• Problem to solve:
Where a line of the listing below includes the word "support", reproduce that line.

[Source records]

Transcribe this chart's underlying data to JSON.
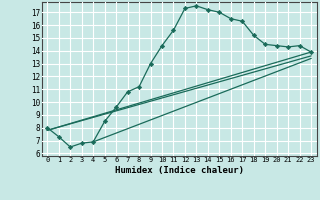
{
  "title": "",
  "xlabel": "Humidex (Indice chaleur)",
  "bg_color": "#c8e8e5",
  "grid_major_color": "#ffffff",
  "grid_minor_color": "#e8a0a0",
  "line_color": "#1a6b5a",
  "xlim": [
    -0.5,
    23.5
  ],
  "ylim": [
    5.8,
    17.8
  ],
  "xticks": [
    0,
    1,
    2,
    3,
    4,
    5,
    6,
    7,
    8,
    9,
    10,
    11,
    12,
    13,
    14,
    15,
    16,
    17,
    18,
    19,
    20,
    21,
    22,
    23
  ],
  "yticks": [
    6,
    7,
    8,
    9,
    10,
    11,
    12,
    13,
    14,
    15,
    16,
    17
  ],
  "curve1_x": [
    0,
    1,
    2,
    3,
    4,
    5,
    6,
    7,
    8,
    9,
    10,
    11,
    12,
    13,
    14,
    15,
    16,
    17,
    18,
    19,
    20,
    21,
    22,
    23
  ],
  "curve1_y": [
    8.0,
    7.3,
    6.5,
    6.8,
    6.9,
    8.5,
    9.6,
    10.8,
    11.2,
    13.0,
    14.4,
    15.6,
    17.3,
    17.5,
    17.2,
    17.0,
    16.5,
    16.3,
    15.2,
    14.5,
    14.4,
    14.3,
    14.4,
    13.9
  ],
  "line2_x": [
    0,
    23
  ],
  "line2_y": [
    7.8,
    13.9
  ],
  "line3_x": [
    0,
    23
  ],
  "line3_y": [
    7.8,
    13.6
  ],
  "line4_x": [
    4,
    23
  ],
  "line4_y": [
    6.9,
    13.4
  ]
}
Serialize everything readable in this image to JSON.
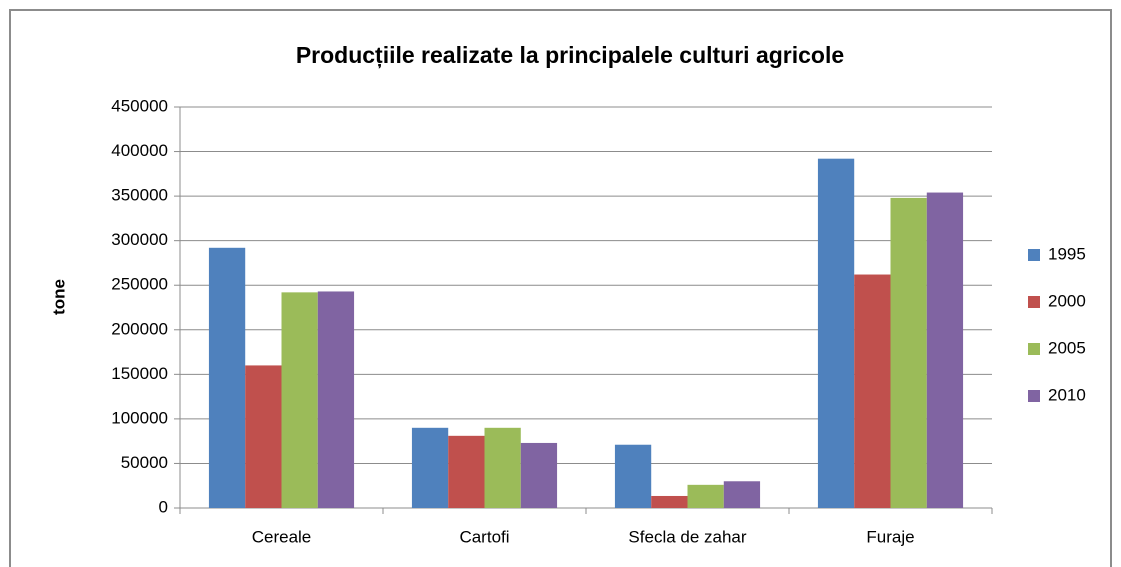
{
  "chart_data": {
    "type": "bar",
    "title": "Producțiile realizate la principalele culturi agricole",
    "y_label": "tone",
    "categories": [
      "Cereale",
      "Cartofi",
      "Sfecla de zahar",
      "Furaje"
    ],
    "series": [
      {
        "name": "1995",
        "color": "#4f81bd",
        "values": [
          292000,
          90000,
          71000,
          392000
        ]
      },
      {
        "name": "2000",
        "color": "#c0504d",
        "values": [
          160000,
          81000,
          13500,
          262000
        ]
      },
      {
        "name": "2005",
        "color": "#9bbb59",
        "values": [
          242000,
          90000,
          26000,
          348000
        ]
      },
      {
        "name": "2010",
        "color": "#8064a2",
        "values": [
          243000,
          73000,
          30000,
          354000
        ]
      }
    ],
    "ylim": [
      0,
      450000
    ],
    "yticks": [
      0,
      50000,
      100000,
      150000,
      200000,
      250000,
      300000,
      350000,
      400000,
      450000
    ],
    "grid": true,
    "legend": "right"
  }
}
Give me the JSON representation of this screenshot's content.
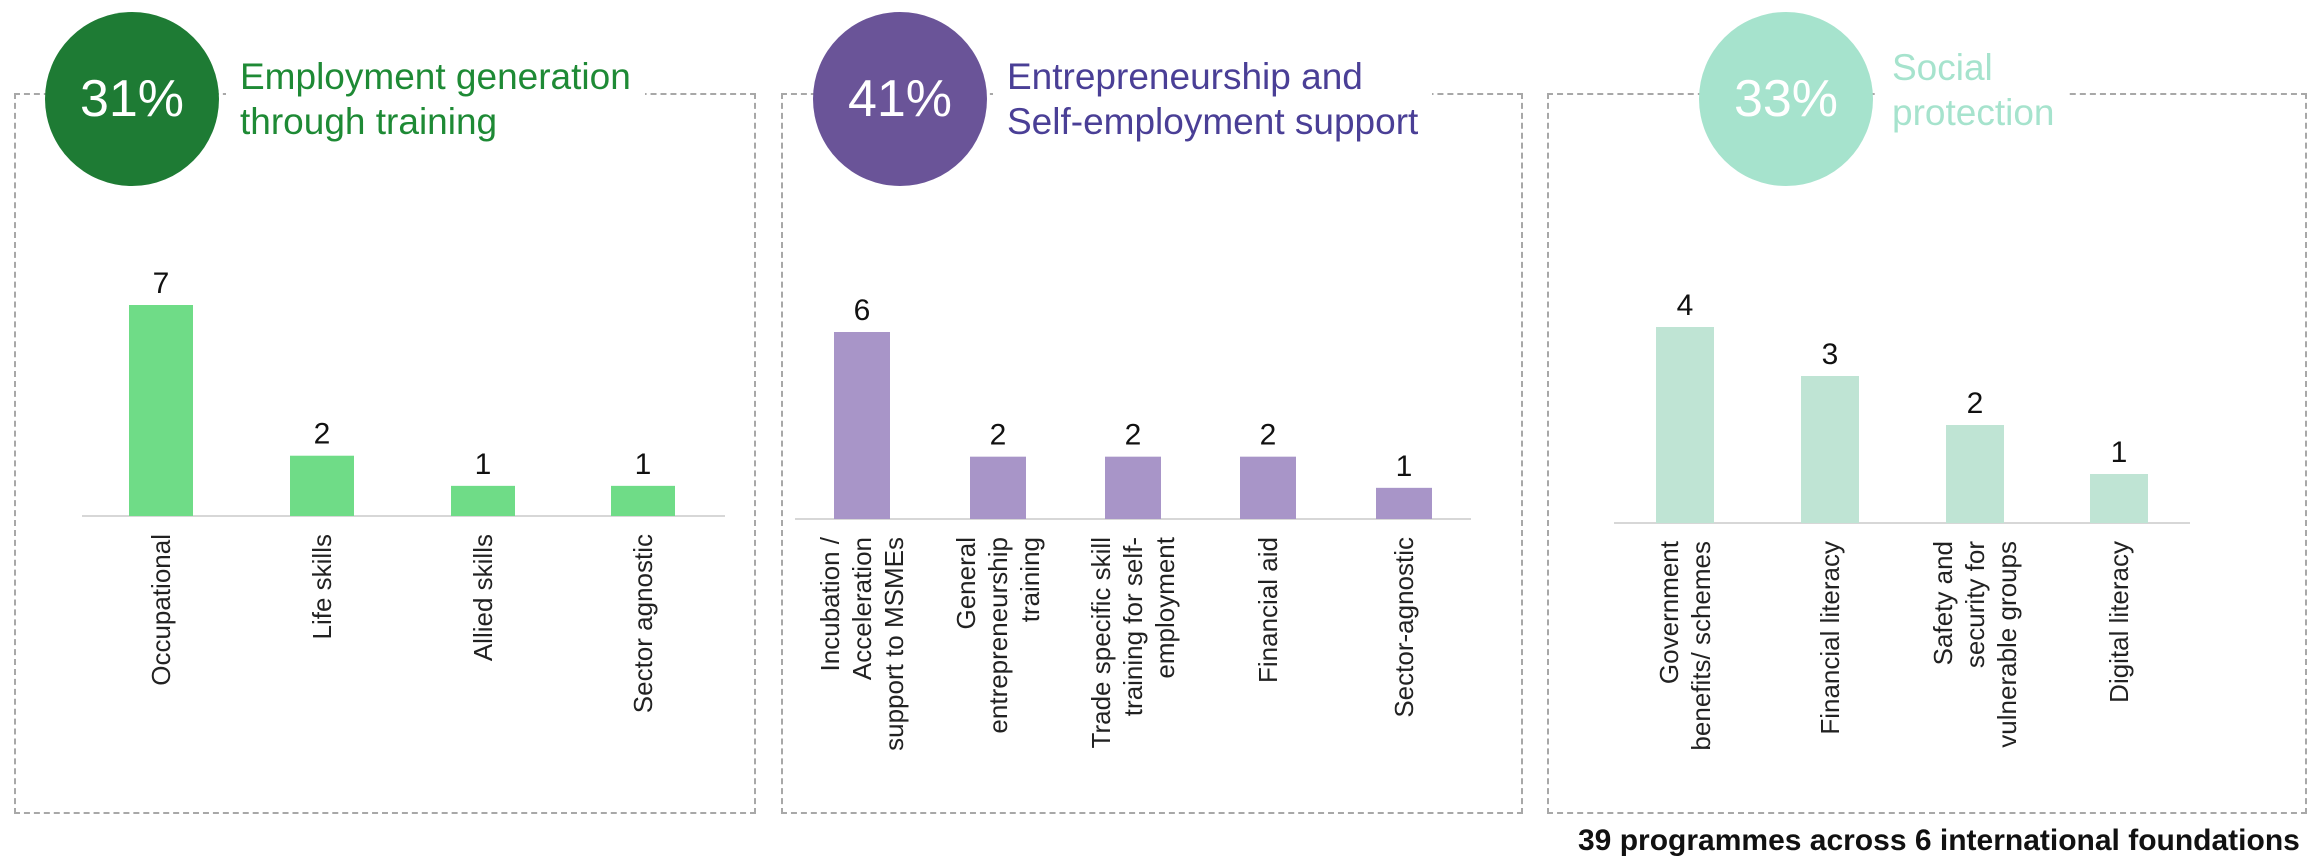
{
  "colors": {
    "employment_dark": "#1e7b34",
    "employment_bar": "#6fdc87",
    "employment_text": "#1e8a35",
    "entrepreneurship_dark": "#6a5498",
    "entrepreneurship_bar": "#a895c8",
    "entrepreneurship_text": "#4a3f96",
    "social_dark": "#a6e3cd",
    "social_bar": "#bfe4d4",
    "social_text": "#a6e3cd",
    "axis": "#d7d7d7"
  },
  "footer_note": "39 programmes across 6 international foundations",
  "chart_data": [
    {
      "type": "bar",
      "percent_label": "31%",
      "title_lines": [
        "Employment generation",
        "through training"
      ],
      "categories": [
        [
          "Occupational"
        ],
        [
          "Life skills"
        ],
        [
          "Allied skills"
        ],
        [
          "Sector agnostic"
        ]
      ],
      "values": [
        7,
        2,
        1,
        1
      ],
      "ylim": [
        0,
        7
      ]
    },
    {
      "type": "bar",
      "percent_label": "41%",
      "title_lines": [
        "Entrepreneurship and",
        "Self-employment support"
      ],
      "categories": [
        [
          "Incubation /",
          "Acceleration",
          "support to MSMEs"
        ],
        [
          "General",
          "entrepreneurship",
          "training"
        ],
        [
          "Trade specific skill",
          "training for self-",
          "employment"
        ],
        [
          "Financial aid"
        ],
        [
          "Sector-agnostic"
        ]
      ],
      "values": [
        6,
        2,
        2,
        2,
        1
      ],
      "ylim": [
        0,
        6
      ]
    },
    {
      "type": "bar",
      "percent_label": "33%",
      "title_lines": [
        "Social",
        "protection"
      ],
      "categories": [
        [
          "Government",
          "benefits/ schemes"
        ],
        [
          "Financial literacy"
        ],
        [
          "Safety and",
          "security for",
          "vulnerable groups"
        ],
        [
          "Digital literacy"
        ]
      ],
      "values": [
        4,
        3,
        2,
        1
      ],
      "ylim": [
        0,
        4
      ]
    }
  ]
}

• Solution:
        "Self-employment support"
          "support to MSMEs"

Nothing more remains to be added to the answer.